One is that bookbinding techniques have improved to where publishing a big fat paperback is possible, it did not used to be a viable option which generally imposed a physical limit on authors.

Another used to be what I called the "John Campbell effect", though this more applies to the latter half of the 20th Century. John Campbell was the editor of Astounding Science Fiction which was the one magazine that every author wanted their stories published in. John was a major influence on the early development of people like Arthur C Clarke and Isaac Asimov (just read their collections of short stories with the accompanying notes about how they got them published). Initially they were writing for John, only after they were successful did they know that they could get published anywhere. My theory is that while John was still alive, they also knew that if they wrote a piece of drek and John saw it (even if it was never submitted to Astounding) he would call them on it the next time they saw him; thus while John remained alive even the successful writers were conscious of his standards and wrote accordingly. Then he died and they stopped worrying about what he would say.

Another factor is probably much the same reason as to why Hollywood often seems to produce more remakes and sequels than anything else. Publishers can be risk-averse, thus if something is successful they want more of it. Just look at the later Pern books by Anne MacCaffrey - I think she knew she had carried the series on too far, but her fans and publishers demanded more. One way to produce more for a series is bigger books.

Another reason might be word processors. Now everyone (or nearly) writes on a computer it is much easier to produce and edit vast tracts; in the days of type-writers any correction of a manuscript could be major task. Another effect of this is that it looks as if editors are, more and more, relying on the automated spelling and grammar checkers widely available forgetting that they have their limitations (it may be grammatically correct, but that does not make it meaningful in context). (At times I wonder if today's editors are doing what used to be the editor's job at all, or if they are too busy running the place due to other staff cutbacks...)

Darth Ultron
2017-06-01, 06:35 AM
That being said, I miss the days of short, stand-alone SF/fantasy novels. I've read through my share of long series composed of increasingly thick books, and I miss the books I used to read that were under 200 pages long and had no sequels because the author went on to write something completely different next. (I remember a lot of Tanith Lee's novels being that way, although she also had a few multi-book series.)

Another thing to point out: It is standard for a publisher to ''trim'' a little out of any story/written work. For any of dozens of reasons like page space, formatting or such. And a typical writer will write ''more then is needed'', and a typical publisher will even ask for ''slightly more then they need''. The reason is obvious. If they want to fill a 200 page book, it's all ways good to have 200+ pages to work with then the other way around: they don't want to have 200 pages and only 180 pages of story.

Though, once your a ''successful writer'' they often don't trim as much...or any at all. It's well established that book readers will buy large, long books.

• **THE EXERCISE**
Extend the forum discussion about why science fiction and fantasy novels have grown longer, picking up after its final sentence.

• **DATA SHOWN**

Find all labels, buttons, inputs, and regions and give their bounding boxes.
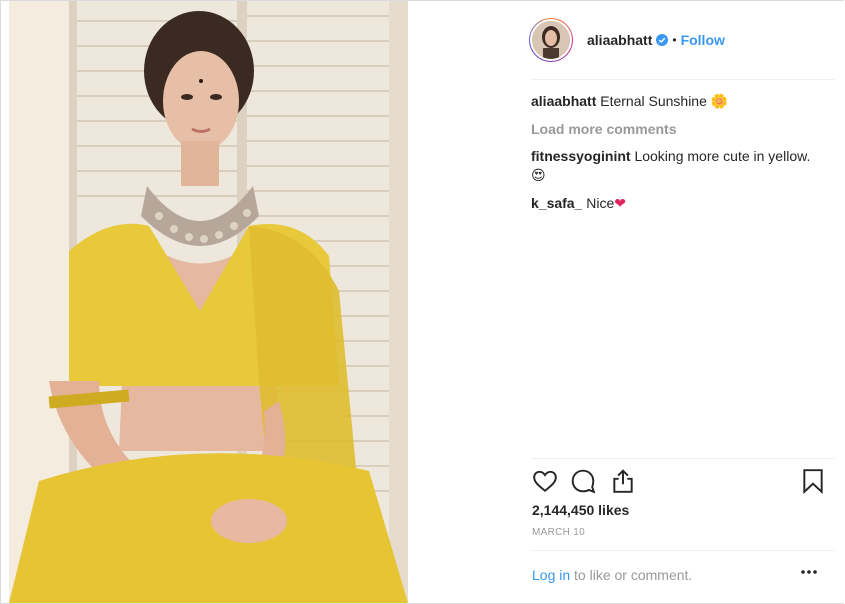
share-icon[interactable] [610,468,636,494]
comment-username[interactable]: aliaabhatt [531,93,596,109]
avatar-story-ring[interactable] [529,18,573,62]
post-date[interactable]: MARCH 10 [532,527,585,538]
comment-text: Looking more cute in yellow. [634,148,811,164]
post-photo[interactable] [9,1,408,603]
actions-divider [531,458,835,459]
more-options-icon[interactable] [799,565,819,579]
post-username[interactable]: aliaabhatt [587,32,652,48]
comments-list: aliaabhatt Eternal Sunshine 🌼 Load more … [531,92,831,222]
bookmark-icon[interactable] [800,468,826,494]
likes-count[interactable]: 2,144,450 likes [532,502,629,518]
follow-button[interactable]: Follow [681,32,725,48]
post-image [9,1,408,603]
comment-text: Eternal Sunshine [600,93,707,109]
caption: aliaabhatt Eternal Sunshine 🌼 [531,92,831,112]
red-heart-emoji: ❤ [614,196,627,212]
flower-emoji: 🌼 [710,94,729,110]
post-side-panel: aliaabhatt • Follow aliaabhatt Eternal S… [516,0,845,604]
heart-eyes-emoji: 😍 [531,168,546,184]
post-header: aliaabhatt • Follow [529,16,833,64]
heart-icon[interactable] [532,468,558,494]
avatar[interactable] [530,19,572,61]
comment-text: Nice [586,195,615,211]
comment-username[interactable]: k_safa_ [531,195,582,211]
comment-username[interactable]: fitnessyoginint [531,148,631,164]
login-link[interactable]: Log in [532,567,570,583]
action-bar [530,468,836,496]
comment-bubble-icon[interactable] [570,468,596,494]
comment-item: k_safa_ Nice❤ [531,194,831,214]
separator-dot: • [672,33,677,47]
comment-item: fitnessyoginint Looking more cute in yel… [531,147,831,186]
login-prompt-text: to like or comment. [570,567,693,583]
load-more-comments-button[interactable]: Load more comments [531,120,831,139]
login-prompt: Log in to like or comment. [532,567,692,583]
header-divider [531,79,835,80]
footer-divider [531,550,835,551]
verified-badge-icon [656,34,669,46]
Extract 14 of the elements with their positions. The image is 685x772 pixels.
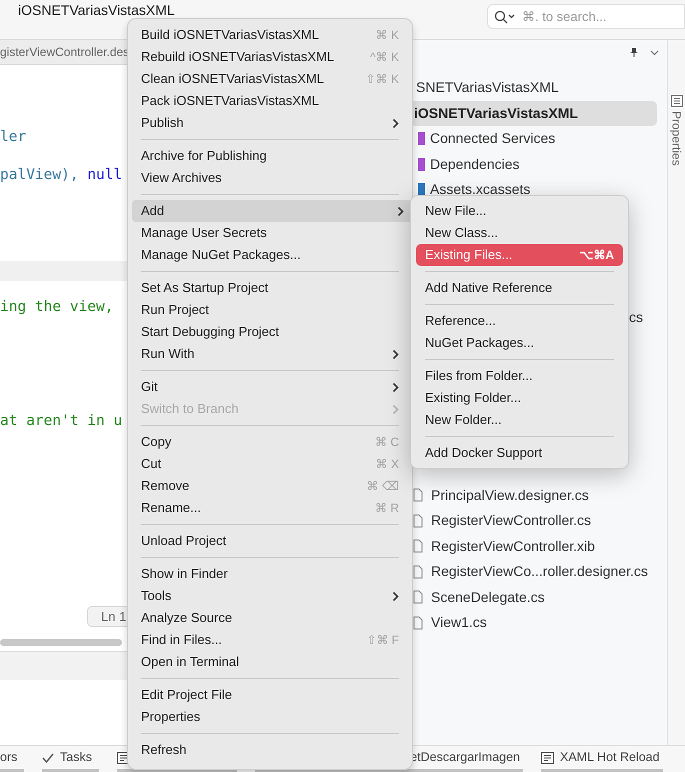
shortcut: ^⌘ K xyxy=(370,49,399,66)
shortcut: ⇧⌘ F xyxy=(366,632,399,649)
shortcut: ⌘ R xyxy=(375,500,399,517)
code-line: ing the view, xyxy=(0,298,114,317)
window-title: iOSNETVariasVistasXML xyxy=(18,2,175,18)
code-line: ler xyxy=(0,128,26,147)
shortcut: ⌥⌘A xyxy=(579,247,614,264)
shortcut: ⌘ ⌫ xyxy=(366,478,399,495)
code-line: at aren't in u xyxy=(0,412,122,431)
shortcut: ⇧⌘ K xyxy=(366,71,399,88)
shortcut: ⌘ K xyxy=(376,27,399,44)
shortcut: ⌘ X xyxy=(376,456,399,473)
shortcut: ⌘ C xyxy=(375,434,399,451)
code-line: palView), null xyxy=(0,166,122,185)
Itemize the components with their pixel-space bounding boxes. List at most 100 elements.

• **THE REPLY**
dps
2017-06-02, 05:25 PM
I think another factor is the increasing trend of fantasy/SF works being parts of a series, rather than stand-alone stories. The publishers like series, because if the first book is successful, there's a built-in audience for the sequels. The authors like series, because they get to write huge, epic stories, and that's what the publishers want to pay for anyway. So that minor character that we seem to spend more time than needed on in Book 2?--he's a major POV character in Book 8.

DomaDoma
2017-06-02, 06:04 PM
I'm not sure all of his novels really count as SF, but Neal Stephenson has got to be the worst I've ever seen at padding out his books with unnecessary stuff. The only one I ever finished was Cryptonomicon, which could have been told in a third of the pages that it actually was, if not less. I seem to remember him spending nearly two whole pages talking about just how much milk Randy likes in his corn flakes.


I don't know if Stephenson's digressions are even on-point enough to qualify as padding. I get the sense it's more "this is a fascinating microanalysis I really wanted to publish in a scholastic journal, but it'll be way more widely read if it's a sidebar in my novel instead."


One is that bookbinding techniques have improved to where publishing a big fat paperback is possible, it did not used to be a viable option which generally imposed a physical limit on authors.

Unrelated gripe, there: why is it that Wizards of the Coast and Marvel think they can get away with crappy binding adhesive just one notch above the gum they use for promotional flyers in every compilation they put out?

Anyway. All plausible answers. And I guess books have become so much longer in the first place because that way, the spine serves as a more effective advertisement on the shelves. Self-published books do not appear to have this problem. (But also the thing where word processing is more convenient to a long novel than typewriting.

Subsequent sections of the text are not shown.